• [RECORDS SUPPLIED]:
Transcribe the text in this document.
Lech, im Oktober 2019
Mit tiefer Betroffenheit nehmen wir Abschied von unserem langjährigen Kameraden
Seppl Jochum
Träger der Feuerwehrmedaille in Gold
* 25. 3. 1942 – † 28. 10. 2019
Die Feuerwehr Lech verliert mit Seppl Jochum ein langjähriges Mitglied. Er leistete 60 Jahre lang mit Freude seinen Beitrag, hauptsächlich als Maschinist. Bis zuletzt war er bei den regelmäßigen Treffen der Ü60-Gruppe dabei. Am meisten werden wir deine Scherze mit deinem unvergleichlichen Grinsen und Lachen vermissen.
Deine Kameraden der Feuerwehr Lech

• [EXERCISE DESCRIPTION]: List each line in the listing that contains the string "Jochum".

• [ANSWER TO THE EXERCISE]:
Seppl Jochum
Die Feuerwehr Lech verliert mit Seppl Jochum ein langjähriges Mitglied. Er leistete 60 Jahre lang mit Freude seinen Beitrag, hauptsächlich als Maschinist. Bis zuletzt war er bei den regelmäßigen Treffen der Ü60-Gruppe dabei. Am meisten werden wir deine Scherze mit deinem unvergleichlichen Grinsen und Lachen vermissen.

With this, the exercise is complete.